Exercise: Repeat the material in full. Keep every line exactly as it is.

Information provided:
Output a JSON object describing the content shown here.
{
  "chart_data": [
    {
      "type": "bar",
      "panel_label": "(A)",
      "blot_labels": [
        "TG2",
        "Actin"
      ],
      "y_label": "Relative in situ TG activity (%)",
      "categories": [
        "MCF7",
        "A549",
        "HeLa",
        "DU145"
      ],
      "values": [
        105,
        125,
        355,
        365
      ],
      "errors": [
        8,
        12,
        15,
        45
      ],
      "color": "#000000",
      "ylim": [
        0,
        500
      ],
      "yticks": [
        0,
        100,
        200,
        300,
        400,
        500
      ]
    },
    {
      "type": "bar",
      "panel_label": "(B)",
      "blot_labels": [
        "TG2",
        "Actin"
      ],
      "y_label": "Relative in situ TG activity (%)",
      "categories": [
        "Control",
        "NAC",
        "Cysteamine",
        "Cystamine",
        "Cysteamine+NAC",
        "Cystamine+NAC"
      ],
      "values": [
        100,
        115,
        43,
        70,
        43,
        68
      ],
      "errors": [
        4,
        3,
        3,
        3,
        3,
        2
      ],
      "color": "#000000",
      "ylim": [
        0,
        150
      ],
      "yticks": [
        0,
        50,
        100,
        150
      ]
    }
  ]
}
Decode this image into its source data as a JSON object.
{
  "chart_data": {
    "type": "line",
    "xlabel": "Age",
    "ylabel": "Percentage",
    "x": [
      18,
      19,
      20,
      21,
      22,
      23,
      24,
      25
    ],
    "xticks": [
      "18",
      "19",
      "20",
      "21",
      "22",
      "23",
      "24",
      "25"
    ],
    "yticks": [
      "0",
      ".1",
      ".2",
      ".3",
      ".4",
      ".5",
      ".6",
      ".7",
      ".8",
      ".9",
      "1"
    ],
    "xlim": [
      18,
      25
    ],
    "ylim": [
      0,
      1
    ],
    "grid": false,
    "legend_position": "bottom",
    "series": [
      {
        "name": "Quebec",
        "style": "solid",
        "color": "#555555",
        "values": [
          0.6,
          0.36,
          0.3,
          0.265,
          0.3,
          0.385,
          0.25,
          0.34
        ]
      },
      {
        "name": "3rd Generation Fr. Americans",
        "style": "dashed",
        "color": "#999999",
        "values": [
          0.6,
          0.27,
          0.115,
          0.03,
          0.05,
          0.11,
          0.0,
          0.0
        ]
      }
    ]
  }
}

Answer to this task:
Output a JSON object describing the content shown here.
{
  "chart_data": [
    {
      "type": "bar",
      "panel_label": "(A)",
      "blot_labels": [
        "TG2",
        "Actin"
      ],
      "y_label": "Relative in situ TG activity (%)",
      "categories": [
        "MCF7",
        "A549",
        "HeLa",
        "DU145"
      ],
      "values": [
        105,
        125,
        355,
        365
      ],
      "errors": [
        8,
        12,
        15,
        45
      ],
      "color": "#000000",
      "ylim": [
        0,
        500
      ],
      "yticks": [
        0,
        100,
        200,
        300,
        400,
        500
      ]
    },
    {
      "type": "bar",
      "panel_label": "(B)",
      "blot_labels": [
        "TG2",
        "Actin"
      ],
      "y_label": "Relative in situ TG activity (%)",
      "categories": [
        "Control",
        "NAC",
        "Cysteamine",
        "Cystamine",
        "Cysteamine+NAC",
        "Cystamine+NAC"
      ],
      "values": [
        100,
        115,
        43,
        70,
        43,
        68
      ],
      "errors": [
        4,
        3,
        3,
        3,
        3,
        2
      ],
      "color": "#000000",
      "ylim": [
        0,
        150
      ],
      "yticks": [
        0,
        50,
        100,
        150
      ]
    }
  ]
}
Decode this image into its source data as a JSON object.
{
  "chart_data": {
    "type": "line",
    "xlabel": "Age",
    "ylabel": "Percentage",
    "x": [
      18,
      19,
      20,
      21,
      22,
      23,
      24,
      25
    ],
    "xticks": [
      "18",
      "19",
      "20",
      "21",
      "22",
      "23",
      "24",
      "25"
    ],
    "yticks": [
      "0",
      ".1",
      ".2",
      ".3",
      ".4",
      ".5",
      ".6",
      ".7",
      ".8",
      ".9",
      "1"
    ],
    "xlim": [
      18,
      25
    ],
    "ylim": [
      0,
      1
    ],
    "grid": false,
    "legend_position": "bottom",
    "series": [
      {
        "name": "Quebec",
        "style": "solid",
        "color": "#555555",
        "values": [
          0.6,
          0.36,
          0.3,
          0.265,
          0.3,
          0.385,
          0.25,
          0.34
        ]
      },
      {
        "name": "3rd Generation Fr. Americans",
        "style": "dashed",
        "color": "#999999",
        "values": [
          0.6,
          0.27,
          0.115,
          0.03,
          0.05,
          0.11,
          0.0,
          0.0
        ]
      }
    ]
  }
}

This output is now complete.